• What you should do
Tally the lines in the records underneath that contain the string "class", and state the figure by itself.

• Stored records
-=-=-
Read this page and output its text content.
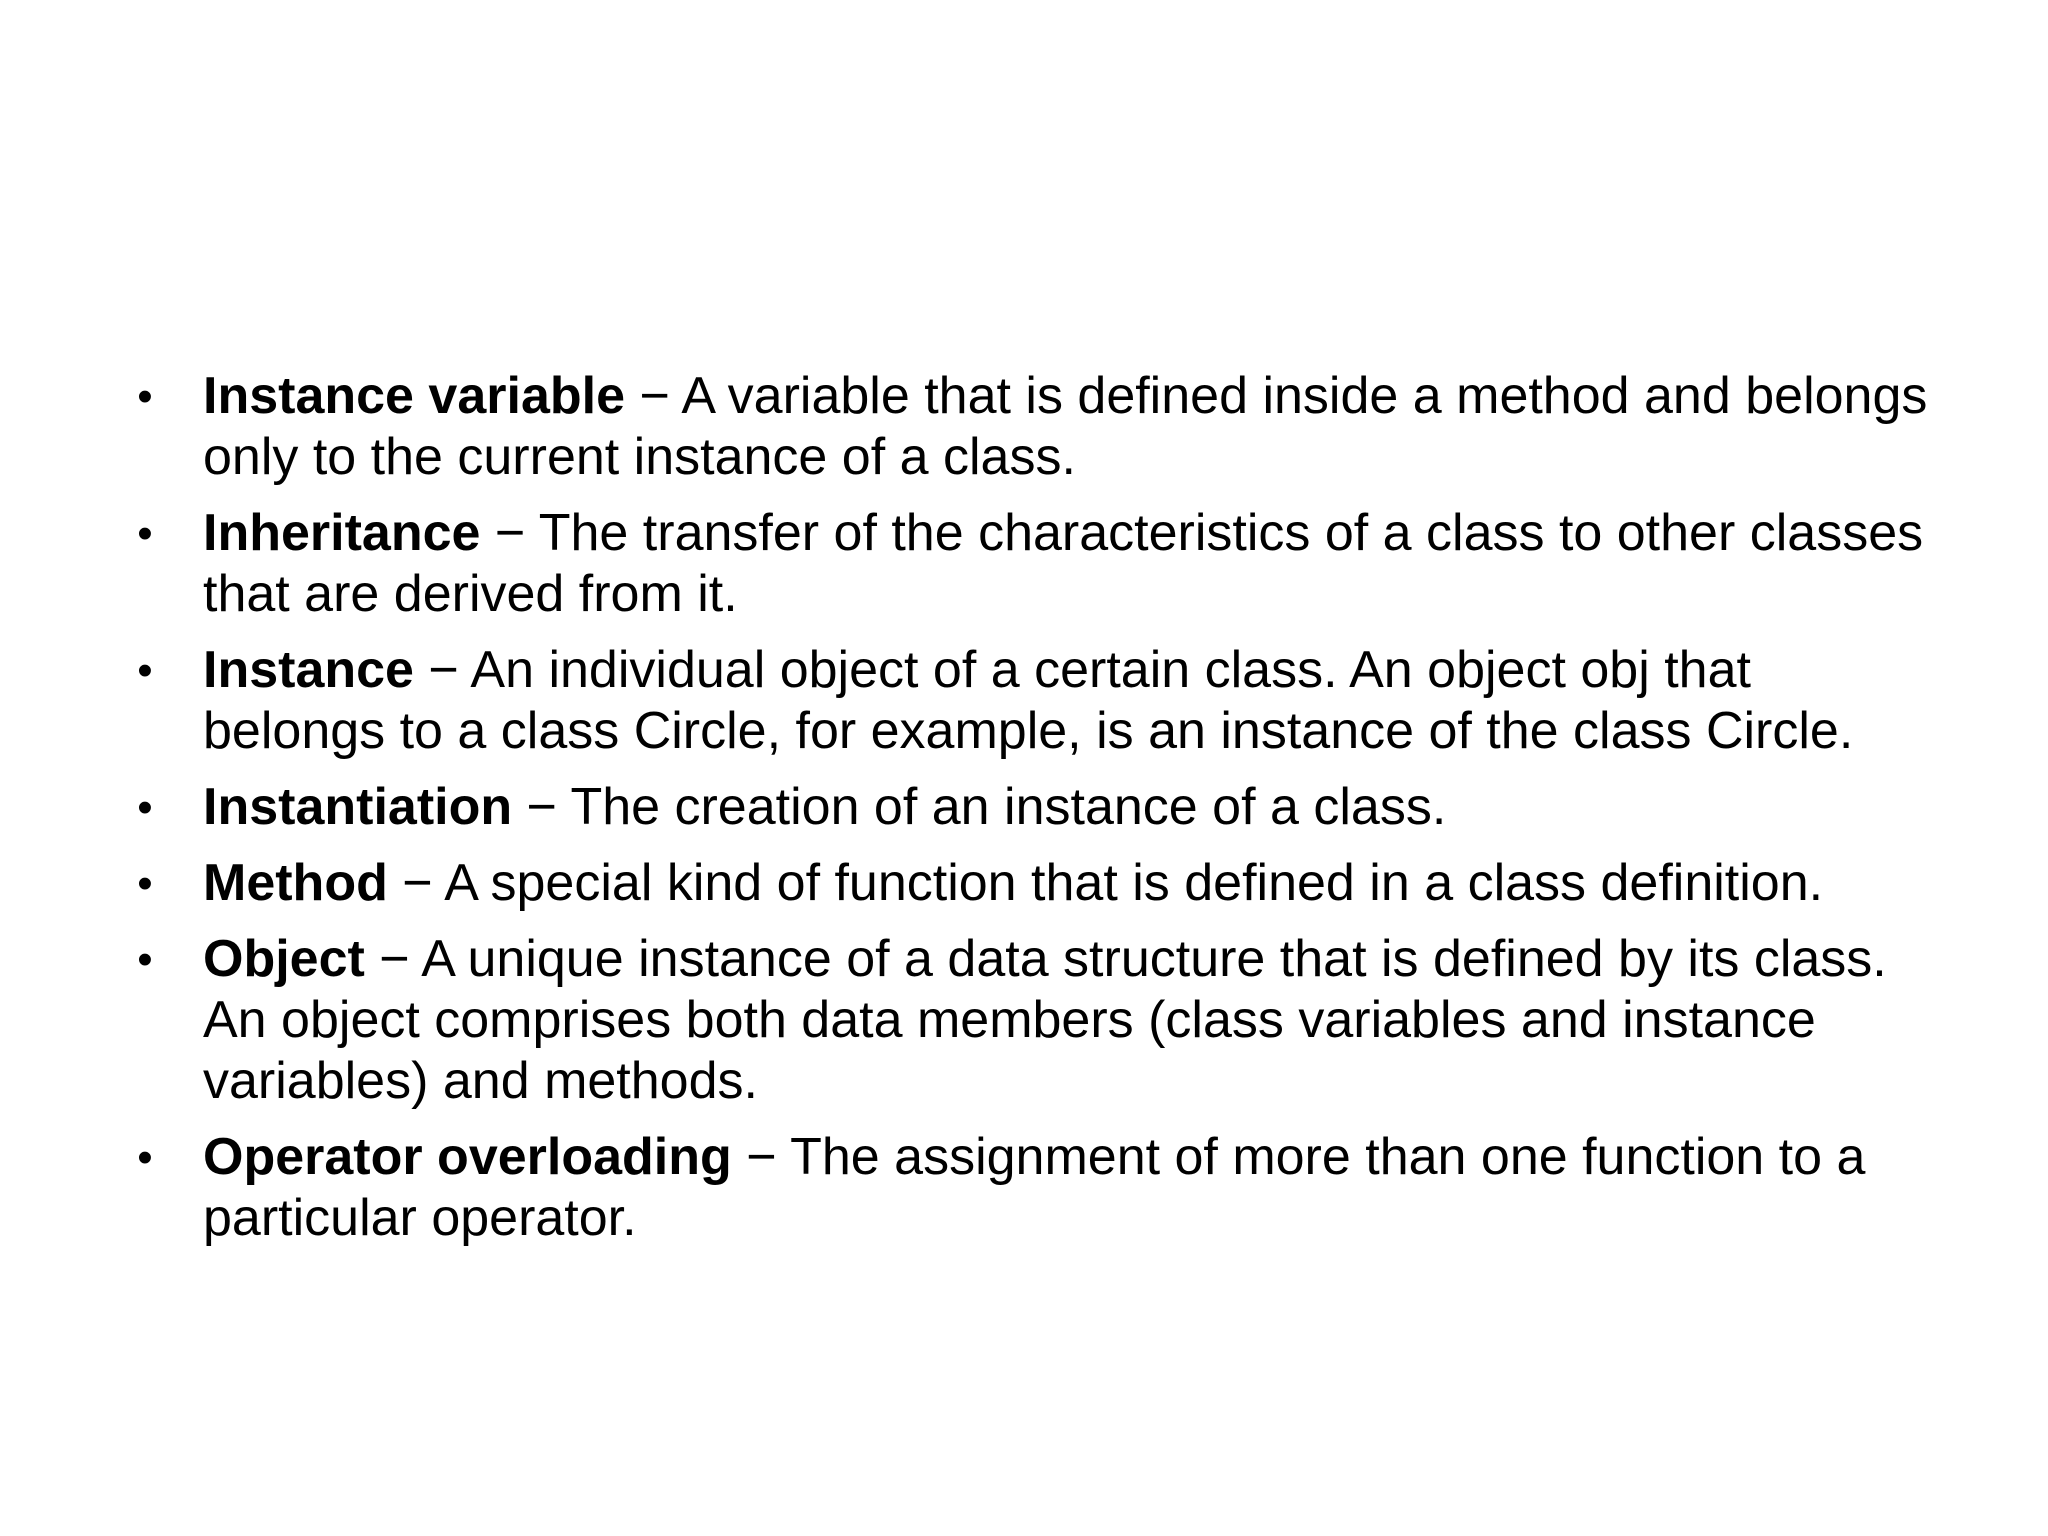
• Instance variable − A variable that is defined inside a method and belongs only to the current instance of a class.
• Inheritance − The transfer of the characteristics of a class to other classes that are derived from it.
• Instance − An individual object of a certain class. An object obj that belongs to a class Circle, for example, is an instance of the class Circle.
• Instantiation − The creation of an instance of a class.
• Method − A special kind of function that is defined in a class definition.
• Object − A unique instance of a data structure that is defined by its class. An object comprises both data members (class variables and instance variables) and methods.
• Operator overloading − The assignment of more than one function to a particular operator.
-=-=-
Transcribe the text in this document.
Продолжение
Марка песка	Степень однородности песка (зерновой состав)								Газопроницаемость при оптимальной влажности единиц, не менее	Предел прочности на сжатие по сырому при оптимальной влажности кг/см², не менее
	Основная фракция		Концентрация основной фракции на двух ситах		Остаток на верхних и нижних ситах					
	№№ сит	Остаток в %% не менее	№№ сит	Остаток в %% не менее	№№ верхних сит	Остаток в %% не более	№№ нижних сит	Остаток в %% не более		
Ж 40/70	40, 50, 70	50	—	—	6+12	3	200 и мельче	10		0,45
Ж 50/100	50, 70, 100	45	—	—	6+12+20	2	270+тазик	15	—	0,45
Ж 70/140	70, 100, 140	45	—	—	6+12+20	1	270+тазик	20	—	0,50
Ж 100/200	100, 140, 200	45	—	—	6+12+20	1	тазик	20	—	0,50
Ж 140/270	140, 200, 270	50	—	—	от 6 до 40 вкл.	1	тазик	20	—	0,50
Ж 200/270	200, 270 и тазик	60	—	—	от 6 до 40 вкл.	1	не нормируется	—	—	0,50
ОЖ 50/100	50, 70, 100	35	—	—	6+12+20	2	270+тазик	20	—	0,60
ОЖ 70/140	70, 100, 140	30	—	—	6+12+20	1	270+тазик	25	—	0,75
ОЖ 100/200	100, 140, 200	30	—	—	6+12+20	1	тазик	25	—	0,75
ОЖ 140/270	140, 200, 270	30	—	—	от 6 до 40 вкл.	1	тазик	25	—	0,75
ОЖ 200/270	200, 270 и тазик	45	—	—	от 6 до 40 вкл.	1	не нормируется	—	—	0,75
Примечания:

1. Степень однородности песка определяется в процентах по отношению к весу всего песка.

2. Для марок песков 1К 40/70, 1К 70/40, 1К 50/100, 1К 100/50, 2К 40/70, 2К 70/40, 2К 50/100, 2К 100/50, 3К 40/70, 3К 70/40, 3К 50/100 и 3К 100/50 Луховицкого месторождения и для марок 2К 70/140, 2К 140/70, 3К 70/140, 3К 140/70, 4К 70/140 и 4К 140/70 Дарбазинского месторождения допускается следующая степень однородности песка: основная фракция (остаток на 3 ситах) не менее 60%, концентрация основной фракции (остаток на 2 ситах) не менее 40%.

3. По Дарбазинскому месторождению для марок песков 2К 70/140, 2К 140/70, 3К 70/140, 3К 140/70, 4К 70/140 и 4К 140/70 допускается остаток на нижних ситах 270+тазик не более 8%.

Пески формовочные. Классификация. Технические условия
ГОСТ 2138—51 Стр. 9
-=-=-
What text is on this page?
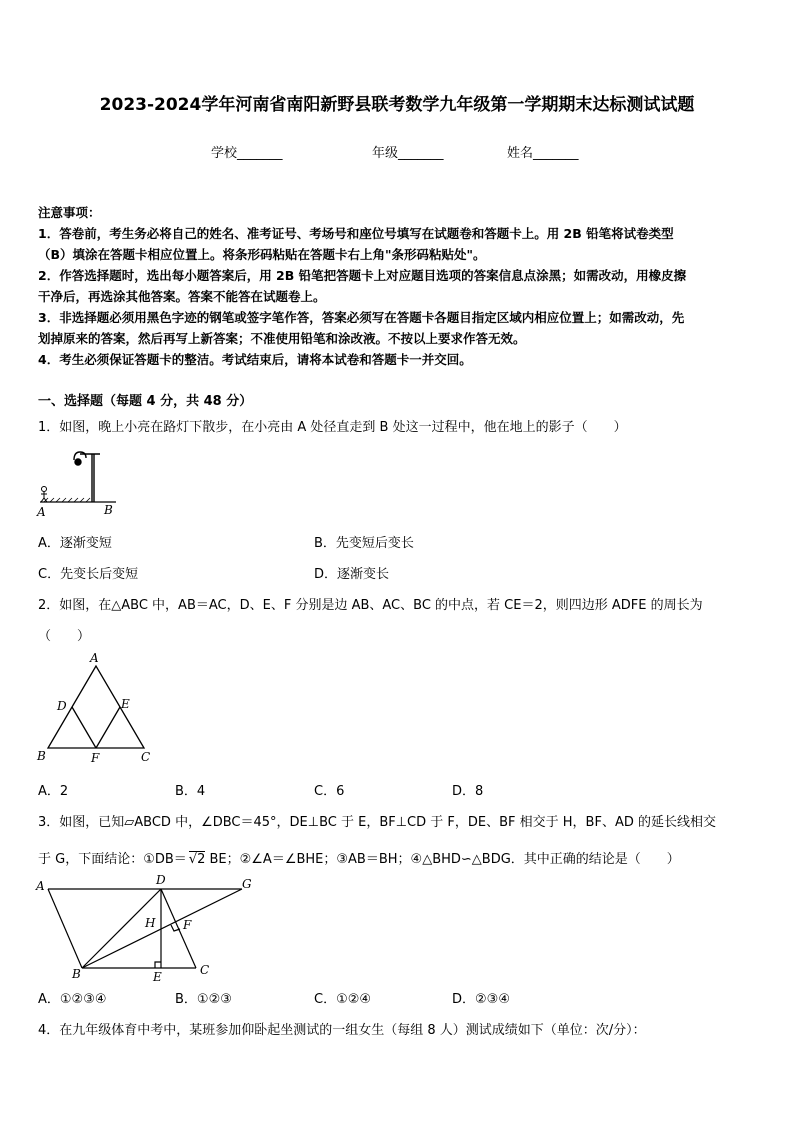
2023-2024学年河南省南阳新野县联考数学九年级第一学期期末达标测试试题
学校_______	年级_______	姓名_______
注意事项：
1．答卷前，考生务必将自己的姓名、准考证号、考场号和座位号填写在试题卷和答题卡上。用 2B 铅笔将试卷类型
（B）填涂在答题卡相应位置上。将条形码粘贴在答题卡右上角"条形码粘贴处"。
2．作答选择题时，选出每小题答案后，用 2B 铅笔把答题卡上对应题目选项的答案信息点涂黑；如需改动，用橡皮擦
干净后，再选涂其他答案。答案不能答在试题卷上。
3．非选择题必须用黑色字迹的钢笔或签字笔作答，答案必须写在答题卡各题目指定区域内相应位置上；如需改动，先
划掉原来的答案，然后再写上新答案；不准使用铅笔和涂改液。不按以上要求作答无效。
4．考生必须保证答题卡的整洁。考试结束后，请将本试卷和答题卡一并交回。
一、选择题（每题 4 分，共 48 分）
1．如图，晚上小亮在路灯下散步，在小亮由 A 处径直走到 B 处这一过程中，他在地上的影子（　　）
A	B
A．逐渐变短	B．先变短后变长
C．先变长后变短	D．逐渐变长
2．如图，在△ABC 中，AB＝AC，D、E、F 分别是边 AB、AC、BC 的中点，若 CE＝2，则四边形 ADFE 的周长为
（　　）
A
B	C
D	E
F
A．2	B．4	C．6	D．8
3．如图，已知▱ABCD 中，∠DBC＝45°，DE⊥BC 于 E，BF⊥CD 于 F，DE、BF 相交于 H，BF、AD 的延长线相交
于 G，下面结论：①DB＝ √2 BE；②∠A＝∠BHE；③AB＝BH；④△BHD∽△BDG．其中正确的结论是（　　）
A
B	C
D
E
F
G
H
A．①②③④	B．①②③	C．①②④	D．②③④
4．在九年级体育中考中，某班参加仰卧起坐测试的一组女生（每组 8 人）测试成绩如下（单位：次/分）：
-=-=-
• Finished answer
6